Quote all of the data exactly as given. Skip every picture it contains.

----

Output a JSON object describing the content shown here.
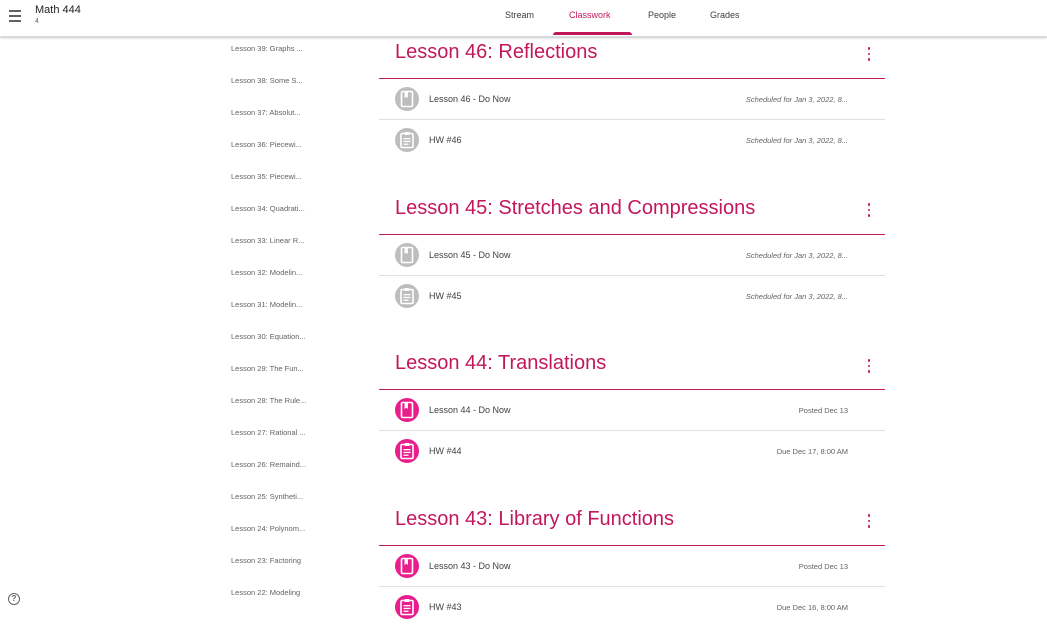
{
  "header": {
    "class_name": "Math 444",
    "class_section": "4",
    "tabs": [
      {
        "label": "Stream"
      },
      {
        "label": "Classwork"
      },
      {
        "label": "People"
      },
      {
        "label": "Grades"
      }
    ],
    "active_tab": "Classwork",
    "accent_color": "#c2185b"
  },
  "topics": [
    "Lesson 39: Graphs ...",
    "Lesson 38: Some S...",
    "Lesson 37: Absolut...",
    "Lesson 36: Piecewi...",
    "Lesson 35: Piecewi...",
    "Lesson 34: Quadrati...",
    "Lesson 33: Linear R...",
    "Lesson 32: Modelin...",
    "Lesson 31: Modelin...",
    "Lesson 30: Equation...",
    "Lesson 29: The Fun...",
    "Lesson 28: The Rule...",
    "Lesson 27: Rational ...",
    "Lesson 26: Remaind...",
    "Lesson 25: Syntheti...",
    "Lesson 24: Polynom...",
    "Lesson 23: Factoring",
    "Lesson 22: Modeling"
  ],
  "sections": [
    {
      "title": "Lesson 46: Reflections",
      "items": [
        {
          "title": "Lesson 46 - Do Now",
          "meta": "Scheduled for Jan 3, 2022, 8...",
          "icon": "material-icon",
          "state": "scheduled"
        },
        {
          "title": "HW #46",
          "meta": "Scheduled for Jan 3, 2022, 8...",
          "icon": "assignment-icon",
          "state": "scheduled"
        }
      ]
    },
    {
      "title": "Lesson 45: Stretches and Compressions",
      "items": [
        {
          "title": "Lesson 45 - Do Now",
          "meta": "Scheduled for Jan 3, 2022, 8...",
          "icon": "material-icon",
          "state": "scheduled"
        },
        {
          "title": "HW #45",
          "meta": "Scheduled for Jan 3, 2022, 8...",
          "icon": "assignment-icon",
          "state": "scheduled"
        }
      ]
    },
    {
      "title": "Lesson 44: Translations",
      "items": [
        {
          "title": "Lesson 44 - Do Now",
          "meta": "Posted Dec 13",
          "icon": "material-icon",
          "state": "posted"
        },
        {
          "title": "HW #44",
          "meta": "Due Dec 17, 8:00 AM",
          "icon": "assignment-icon",
          "state": "posted"
        }
      ]
    },
    {
      "title": "Lesson 43: Library of Functions",
      "items": [
        {
          "title": "Lesson 43 - Do Now",
          "meta": "Posted Dec 13",
          "icon": "material-icon",
          "state": "posted"
        },
        {
          "title": "HW #43",
          "meta": "Due Dec 16, 8:00 AM",
          "icon": "assignment-icon",
          "state": "posted"
        }
      ]
    }
  ],
  "help_icon": "help-icon"
}
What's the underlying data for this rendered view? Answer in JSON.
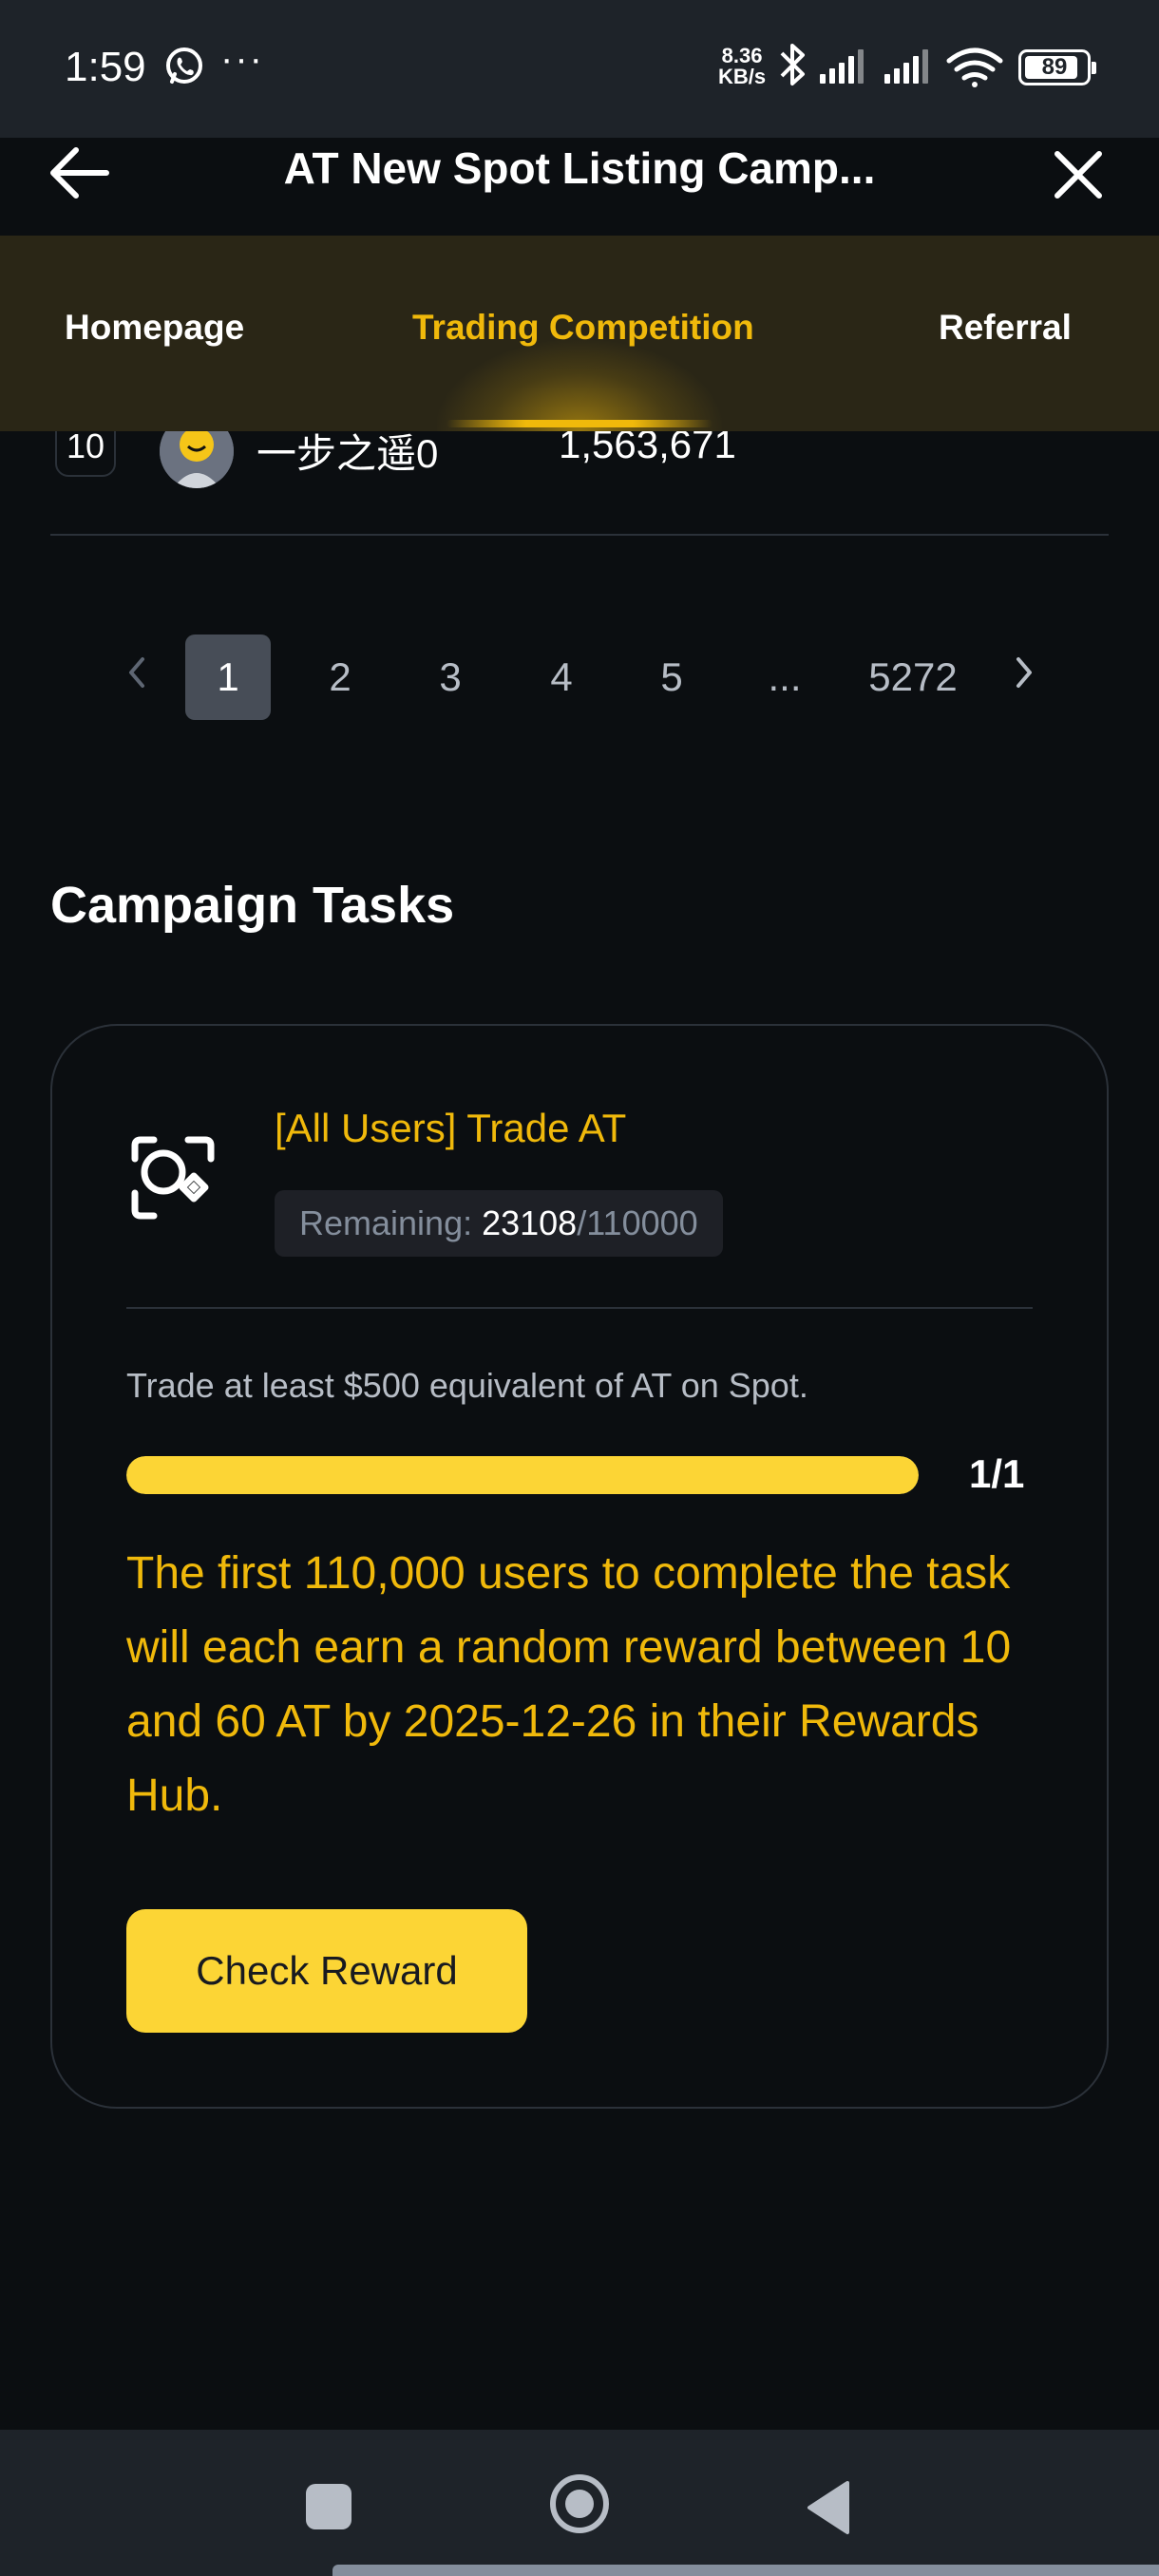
{
  "status_bar": {
    "time": "1:59",
    "dots": "···",
    "net_speed_value": "8.36",
    "net_speed_unit": "KB/s",
    "battery": "89",
    "battery_level": 0.89
  },
  "header": {
    "title": "AT New Spot Listing Camp..."
  },
  "tabs": [
    {
      "label": "Homepage",
      "active": false
    },
    {
      "label": "Trading Competition",
      "active": true
    },
    {
      "label": "Referral",
      "active": false
    }
  ],
  "leaderboard_row": {
    "rank": "10",
    "name": "一步之遥0",
    "volume": "1,563,671"
  },
  "pagination": {
    "pages": [
      "1",
      "2",
      "3",
      "4",
      "5",
      "...",
      "5272"
    ],
    "current": "1"
  },
  "campaign": {
    "section_title": "Campaign Tasks",
    "task": {
      "title": "[All Users] Trade AT",
      "remaining_label": "Remaining: ",
      "remaining_current": "23108",
      "remaining_total": "/110000",
      "description": "Trade at least $500 equivalent of AT on Spot.",
      "progress_label": "1/1",
      "progress_fraction": 1.0,
      "reward_text": "The first 110,000 users to complete the task will each earn a random reward between 10 and 60 AT by 2025-12-26 in their Rewards Hub.",
      "button_label": "Check Reward"
    }
  },
  "colors": {
    "accent": "#f0b90b",
    "button": "#fcd535",
    "background": "#0b0e11"
  }
}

----

## [Expected answer]
Output a JSON object describing the content shown here.
{
  "header": {
    "class_name": "Math 444",
    "class_section": "4",
    "tabs": [
      {
        "label": "Stream"
      },
      {
        "label": "Classwork"
      },
      {
        "label": "People"
      },
      {
        "label": "Grades"
      }
    ],
    "active_tab": "Classwork",
    "accent_color": "#c2185b"
  },
  "topics": [
    "Lesson 39: Graphs ...",
    "Lesson 38: Some S...",
    "Lesson 37: Absolut...",
    "Lesson 36: Piecewi...",
    "Lesson 35: Piecewi...",
    "Lesson 34: Quadrati...",
    "Lesson 33: Linear R...",
    "Lesson 32: Modelin...",
    "Lesson 31: Modelin...",
    "Lesson 30: Equation...",
    "Lesson 29: The Fun...",
    "Lesson 28: The Rule...",
    "Lesson 27: Rational ...",
    "Lesson 26: Remaind...",
    "Lesson 25: Syntheti...",
    "Lesson 24: Polynom...",
    "Lesson 23: Factoring",
    "Lesson 22: Modeling"
  ],
  "sections": [
    {
      "title": "Lesson 46: Reflections",
      "items": [
        {
          "title": "Lesson 46 - Do Now",
          "meta": "Scheduled for Jan 3, 2022, 8...",
          "icon": "material-icon",
          "state": "scheduled"
        },
        {
          "title": "HW #46",
          "meta": "Scheduled for Jan 3, 2022, 8...",
          "icon": "assignment-icon",
          "state": "scheduled"
        }
      ]
    },
    {
      "title": "Lesson 45: Stretches and Compressions",
      "items": [
        {
          "title": "Lesson 45 - Do Now",
          "meta": "Scheduled for Jan 3, 2022, 8...",
          "icon": "material-icon",
          "state": "scheduled"
        },
        {
          "title": "HW #45",
          "meta": "Scheduled for Jan 3, 2022, 8...",
          "icon": "assignment-icon",
          "state": "scheduled"
        }
      ]
    },
    {
      "title": "Lesson 44: Translations",
      "items": [
        {
          "title": "Lesson 44 - Do Now",
          "meta": "Posted Dec 13",
          "icon": "material-icon",
          "state": "posted"
        },
        {
          "title": "HW #44",
          "meta": "Due Dec 17, 8:00 AM",
          "icon": "assignment-icon",
          "state": "posted"
        }
      ]
    },
    {
      "title": "Lesson 43: Library of Functions",
      "items": [
        {
          "title": "Lesson 43 - Do Now",
          "meta": "Posted Dec 13",
          "icon": "material-icon",
          "state": "posted"
        },
        {
          "title": "HW #43",
          "meta": "Due Dec 16, 8:00 AM",
          "icon": "assignment-icon",
          "state": "posted"
        }
      ]
    }
  ],
  "help_icon": "help-icon"
}
What's the underlying data for this rendered view? Answer in JSON.
{
  "status_bar": {
    "time": "1:59",
    "dots": "···",
    "net_speed_value": "8.36",
    "net_speed_unit": "KB/s",
    "battery": "89",
    "battery_level": 0.89
  },
  "header": {
    "title": "AT New Spot Listing Camp..."
  },
  "tabs": [
    {
      "label": "Homepage",
      "active": false
    },
    {
      "label": "Trading Competition",
      "active": true
    },
    {
      "label": "Referral",
      "active": false
    }
  ],
  "leaderboard_row": {
    "rank": "10",
    "name": "一步之遥0",
    "volume": "1,563,671"
  },
  "pagination": {
    "pages": [
      "1",
      "2",
      "3",
      "4",
      "5",
      "...",
      "5272"
    ],
    "current": "1"
  },
  "campaign": {
    "section_title": "Campaign Tasks",
    "task": {
      "title": "[All Users] Trade AT",
      "remaining_label": "Remaining: ",
      "remaining_current": "23108",
      "remaining_total": "/110000",
      "description": "Trade at least $500 equivalent of AT on Spot.",
      "progress_label": "1/1",
      "progress_fraction": 1.0,
      "reward_text": "The first 110,000 users to complete the task will each earn a random reward between 10 and 60 AT by 2025-12-26 in their Rewards Hub.",
      "button_label": "Check Reward"
    }
  },
  "colors": {
    "accent": "#f0b90b",
    "button": "#fcd535",
    "background": "#0b0e11"
  }
}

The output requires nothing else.